> Instrucciones: En el texto de abajo sobre el canon del Nuevo Testamento, copia sin cambiar nada el fragmento que va desde "Las epístolas dudosas" hasta "Pastor de Hermas.", ambos incluidos.

Las epístolas dudosas que hoy están en el canon fueron poco a poco aceptadas, aunque algunas seguían sufriendo rechazo en ciertas iglesias. Al final el libro más conflictivo fue, como era de esperar, el Apocalipsis, que no tuvo problemas de aceptación en Roma pero sí en Oriente. La polémica estalló en todo su apogeo en el siglo III, y finalmente Oriente lo incluyó en el canon también, pero lo excluyó de su liturgia. Al mismo tiempo defendieron la canonicidad de El Pastor de Hermas.

Al llegar el siglo IV quedan todavía algunos libros sobre los que hay diferencias de opinión, y en esas estamos cuando llega Constantino y cesa las persecuciones. La convocatoria del Concilio de Nicea, que no trata el tema del canon, no tiene ningún efecto sobre las discusiones en cuanto a los pocos libros polémicos que quedan, y de esta época tenemos varias biblias en las que se incluye algún libro no canónico, como Hermas o Clemente, o que excluye alguno canónico como Santiago o el Apocalipsis

Medio siglo después de morir Constantino es cuando la Iglesia empieza a actuar en este asunto a nivel oficial, y así se trata el tema del canon en el sínodo de Roma (382), y poco después, en el 397, los de Hipona y Cartago.

Roma proclama oficialmente la actual lista de 27 libros, consolidando los universalmente aceptados, despejando las dudas que aún quedaban sobre algunas epístolas (Hebreos y Santiago), y rechazando algunos libros que aún tenían muchos defensores (el Apocalipsis de Pedro y el Pastor de Hermas). 

Poco después los sínodos africanos se suman al canon proclamado por Roma. La Iglesia gala se sumará también a este canon, de modo que a finales del siglo IV toda la Iglesia de Occidente acepta ya oficialmente el canon actual para el Nuevo Testamento, quedando así el asunto cerrado.

Era el peso de la Tradición el que dejaba claro qué libros habían sido aceptados por todos, pero no podemos olvidar que sobre algunos (hoy canónicos o apócrifos) había dudas. Fue la autoridad de la Iglesia la que zanjó las polémicas y declaró oficialmente la lista de modo que no pudiese haber más dudas. Sin embargo tal declaración se hizo en un sínodo (de autoridad local) y no en un concilio universal, por lo que fue posible que algunos sectores de la Iglesia Oriental pusieran en duda la canonicidad del Apocalipsis de San Juan. Esta disidencia, aunque minoritaria, continuó hasta que los propios orientales decidieron zanjar el asunto en el Concilio de Constantinopla III, año 681.

Entradas de datos guardadas
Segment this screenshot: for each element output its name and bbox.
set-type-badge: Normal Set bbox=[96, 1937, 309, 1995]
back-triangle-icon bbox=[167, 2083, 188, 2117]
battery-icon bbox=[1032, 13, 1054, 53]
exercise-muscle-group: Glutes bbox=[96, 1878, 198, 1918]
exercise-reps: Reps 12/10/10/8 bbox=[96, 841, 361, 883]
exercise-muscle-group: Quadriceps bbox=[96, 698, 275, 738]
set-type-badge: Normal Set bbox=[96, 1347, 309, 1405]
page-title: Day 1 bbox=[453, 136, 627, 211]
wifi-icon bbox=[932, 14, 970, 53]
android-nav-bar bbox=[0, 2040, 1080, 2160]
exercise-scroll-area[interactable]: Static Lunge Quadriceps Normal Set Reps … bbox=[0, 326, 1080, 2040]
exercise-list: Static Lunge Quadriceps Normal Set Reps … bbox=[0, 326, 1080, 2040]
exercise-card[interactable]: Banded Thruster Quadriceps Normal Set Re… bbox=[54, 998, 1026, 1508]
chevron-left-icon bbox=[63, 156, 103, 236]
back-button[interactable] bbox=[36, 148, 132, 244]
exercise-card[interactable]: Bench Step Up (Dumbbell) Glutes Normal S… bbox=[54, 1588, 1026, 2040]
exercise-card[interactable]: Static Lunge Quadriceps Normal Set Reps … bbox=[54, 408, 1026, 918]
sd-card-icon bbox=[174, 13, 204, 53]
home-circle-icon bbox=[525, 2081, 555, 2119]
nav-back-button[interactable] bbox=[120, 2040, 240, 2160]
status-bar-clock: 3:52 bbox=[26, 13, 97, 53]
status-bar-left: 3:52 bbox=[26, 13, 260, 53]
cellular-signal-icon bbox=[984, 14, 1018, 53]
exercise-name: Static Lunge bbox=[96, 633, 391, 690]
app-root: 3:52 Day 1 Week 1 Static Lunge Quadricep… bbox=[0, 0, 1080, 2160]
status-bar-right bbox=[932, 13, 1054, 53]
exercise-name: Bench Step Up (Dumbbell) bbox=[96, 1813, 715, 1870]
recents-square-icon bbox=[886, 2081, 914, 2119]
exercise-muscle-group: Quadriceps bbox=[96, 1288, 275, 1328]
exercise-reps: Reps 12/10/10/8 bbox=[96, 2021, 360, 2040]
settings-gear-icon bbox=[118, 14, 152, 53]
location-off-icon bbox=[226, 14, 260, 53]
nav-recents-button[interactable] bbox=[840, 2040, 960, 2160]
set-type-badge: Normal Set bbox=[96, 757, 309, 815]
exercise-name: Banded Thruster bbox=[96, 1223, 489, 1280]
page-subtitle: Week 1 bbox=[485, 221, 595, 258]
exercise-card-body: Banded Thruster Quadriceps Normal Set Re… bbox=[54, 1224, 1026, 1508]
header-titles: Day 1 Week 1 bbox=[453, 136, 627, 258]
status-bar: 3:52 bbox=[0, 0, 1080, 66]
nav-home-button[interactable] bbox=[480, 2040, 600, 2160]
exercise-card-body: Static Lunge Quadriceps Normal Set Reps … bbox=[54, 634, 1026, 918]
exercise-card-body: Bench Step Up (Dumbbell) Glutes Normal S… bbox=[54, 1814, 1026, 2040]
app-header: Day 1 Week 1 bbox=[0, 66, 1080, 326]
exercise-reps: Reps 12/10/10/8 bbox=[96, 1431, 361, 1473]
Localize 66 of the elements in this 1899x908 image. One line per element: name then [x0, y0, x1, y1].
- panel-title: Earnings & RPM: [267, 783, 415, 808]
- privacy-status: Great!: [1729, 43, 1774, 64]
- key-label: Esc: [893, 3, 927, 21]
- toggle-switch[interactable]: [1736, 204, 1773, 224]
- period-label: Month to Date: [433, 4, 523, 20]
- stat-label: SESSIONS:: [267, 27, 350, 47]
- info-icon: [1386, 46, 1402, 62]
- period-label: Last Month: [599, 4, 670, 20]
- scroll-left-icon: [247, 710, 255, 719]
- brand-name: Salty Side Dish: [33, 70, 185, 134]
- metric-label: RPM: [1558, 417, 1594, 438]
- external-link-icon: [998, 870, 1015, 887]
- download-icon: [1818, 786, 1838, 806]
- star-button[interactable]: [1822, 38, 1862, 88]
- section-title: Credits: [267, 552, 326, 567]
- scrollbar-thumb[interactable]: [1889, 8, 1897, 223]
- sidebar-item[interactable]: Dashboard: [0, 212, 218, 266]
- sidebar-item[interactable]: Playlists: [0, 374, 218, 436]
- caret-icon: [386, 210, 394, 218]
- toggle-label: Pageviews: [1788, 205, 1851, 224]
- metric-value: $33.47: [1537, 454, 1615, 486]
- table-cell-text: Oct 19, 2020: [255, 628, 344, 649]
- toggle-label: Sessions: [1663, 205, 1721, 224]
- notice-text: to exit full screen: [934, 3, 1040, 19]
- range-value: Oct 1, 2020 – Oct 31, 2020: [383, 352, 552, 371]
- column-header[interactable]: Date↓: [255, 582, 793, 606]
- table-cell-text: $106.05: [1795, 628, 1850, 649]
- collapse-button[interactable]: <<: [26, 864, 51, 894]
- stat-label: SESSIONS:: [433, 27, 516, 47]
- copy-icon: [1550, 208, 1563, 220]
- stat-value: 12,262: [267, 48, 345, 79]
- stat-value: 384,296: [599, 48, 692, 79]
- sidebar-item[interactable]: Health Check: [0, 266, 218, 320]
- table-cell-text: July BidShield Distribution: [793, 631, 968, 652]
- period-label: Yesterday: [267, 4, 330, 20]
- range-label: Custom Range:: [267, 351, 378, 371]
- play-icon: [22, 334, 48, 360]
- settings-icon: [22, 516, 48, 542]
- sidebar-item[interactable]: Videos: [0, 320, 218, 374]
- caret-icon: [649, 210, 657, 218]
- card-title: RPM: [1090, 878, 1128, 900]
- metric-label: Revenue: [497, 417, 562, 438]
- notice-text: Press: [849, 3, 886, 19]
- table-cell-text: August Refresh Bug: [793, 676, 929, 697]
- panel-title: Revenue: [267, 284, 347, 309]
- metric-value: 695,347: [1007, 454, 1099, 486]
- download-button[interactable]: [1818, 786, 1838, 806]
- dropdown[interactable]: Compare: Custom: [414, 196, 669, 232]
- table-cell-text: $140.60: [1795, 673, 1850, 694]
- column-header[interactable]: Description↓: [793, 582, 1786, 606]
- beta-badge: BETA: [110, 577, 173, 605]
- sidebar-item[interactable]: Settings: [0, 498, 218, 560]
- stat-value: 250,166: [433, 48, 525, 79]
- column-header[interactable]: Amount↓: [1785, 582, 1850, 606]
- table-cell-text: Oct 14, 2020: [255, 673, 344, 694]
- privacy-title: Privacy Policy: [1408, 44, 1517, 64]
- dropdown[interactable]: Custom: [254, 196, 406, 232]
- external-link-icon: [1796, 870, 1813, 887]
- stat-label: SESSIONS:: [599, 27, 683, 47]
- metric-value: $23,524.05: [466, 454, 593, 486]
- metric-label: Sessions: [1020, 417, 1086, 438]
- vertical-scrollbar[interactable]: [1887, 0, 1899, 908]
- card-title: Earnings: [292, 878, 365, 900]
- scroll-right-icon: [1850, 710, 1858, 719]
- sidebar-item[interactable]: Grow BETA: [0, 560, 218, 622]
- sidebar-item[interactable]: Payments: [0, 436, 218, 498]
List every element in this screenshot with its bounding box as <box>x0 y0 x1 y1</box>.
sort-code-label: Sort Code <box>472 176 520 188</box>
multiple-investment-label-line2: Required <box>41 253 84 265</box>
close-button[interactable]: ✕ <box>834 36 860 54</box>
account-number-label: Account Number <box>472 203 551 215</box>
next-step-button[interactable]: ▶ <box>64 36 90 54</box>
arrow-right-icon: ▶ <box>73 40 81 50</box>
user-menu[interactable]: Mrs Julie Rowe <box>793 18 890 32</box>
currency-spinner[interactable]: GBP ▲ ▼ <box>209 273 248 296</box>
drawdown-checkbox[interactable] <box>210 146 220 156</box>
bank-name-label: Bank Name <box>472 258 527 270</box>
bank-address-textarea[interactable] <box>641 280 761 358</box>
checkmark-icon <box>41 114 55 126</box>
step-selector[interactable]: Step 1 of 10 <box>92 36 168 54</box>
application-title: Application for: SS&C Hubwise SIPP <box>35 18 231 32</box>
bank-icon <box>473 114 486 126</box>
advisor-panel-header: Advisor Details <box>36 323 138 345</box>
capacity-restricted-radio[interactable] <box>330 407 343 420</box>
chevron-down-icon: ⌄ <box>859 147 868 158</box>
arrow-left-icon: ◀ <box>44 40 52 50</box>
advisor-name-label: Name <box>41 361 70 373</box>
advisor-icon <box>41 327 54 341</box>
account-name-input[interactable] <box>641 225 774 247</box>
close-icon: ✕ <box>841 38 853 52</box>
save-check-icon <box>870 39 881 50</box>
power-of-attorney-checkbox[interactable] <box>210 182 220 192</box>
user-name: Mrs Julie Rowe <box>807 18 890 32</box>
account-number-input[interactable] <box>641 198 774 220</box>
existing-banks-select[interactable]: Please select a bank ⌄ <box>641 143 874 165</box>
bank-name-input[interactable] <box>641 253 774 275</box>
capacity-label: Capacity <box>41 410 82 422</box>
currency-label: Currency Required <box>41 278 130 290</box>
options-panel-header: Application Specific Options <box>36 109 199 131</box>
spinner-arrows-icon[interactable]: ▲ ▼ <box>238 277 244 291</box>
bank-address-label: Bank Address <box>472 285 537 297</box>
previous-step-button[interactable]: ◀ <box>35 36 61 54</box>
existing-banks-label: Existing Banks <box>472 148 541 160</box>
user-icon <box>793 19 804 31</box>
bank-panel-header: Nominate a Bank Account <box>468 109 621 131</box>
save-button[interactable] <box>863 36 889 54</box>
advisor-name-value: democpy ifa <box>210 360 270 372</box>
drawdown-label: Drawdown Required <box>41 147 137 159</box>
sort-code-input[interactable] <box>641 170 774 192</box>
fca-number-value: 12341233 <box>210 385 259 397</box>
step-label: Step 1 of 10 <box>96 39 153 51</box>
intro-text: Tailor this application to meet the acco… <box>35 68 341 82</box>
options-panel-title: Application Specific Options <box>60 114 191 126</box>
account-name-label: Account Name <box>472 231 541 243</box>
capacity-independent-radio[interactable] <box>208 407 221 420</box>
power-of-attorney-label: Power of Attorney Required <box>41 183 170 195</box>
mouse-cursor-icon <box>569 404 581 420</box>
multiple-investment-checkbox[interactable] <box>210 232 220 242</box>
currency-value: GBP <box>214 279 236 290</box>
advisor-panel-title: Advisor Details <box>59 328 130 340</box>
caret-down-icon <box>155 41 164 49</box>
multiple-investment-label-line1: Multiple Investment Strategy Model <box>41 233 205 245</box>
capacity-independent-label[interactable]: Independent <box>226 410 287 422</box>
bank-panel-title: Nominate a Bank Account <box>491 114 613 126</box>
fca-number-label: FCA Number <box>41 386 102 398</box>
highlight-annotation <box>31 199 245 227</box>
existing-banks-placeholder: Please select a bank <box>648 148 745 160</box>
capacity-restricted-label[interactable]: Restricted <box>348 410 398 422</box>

> Resultado del ejercicio:
Las epístolas dudosas que hoy están en el canon fueron poco a poco aceptadas, aunque algunas seguían sufriendo rechazo en ciertas iglesias. Al final el libro más conflictivo fue, como era de esperar, el Apocalipsis, que no tuvo problemas de aceptación en Roma pero sí en Oriente. La polémica estalló en todo su apogeo en el siglo III, y finalmente Oriente lo incluyó en el canon también, pero lo excluyó de su liturgia. Al mismo tiempo defendieron la canonicidad de El Pastor de Hermas.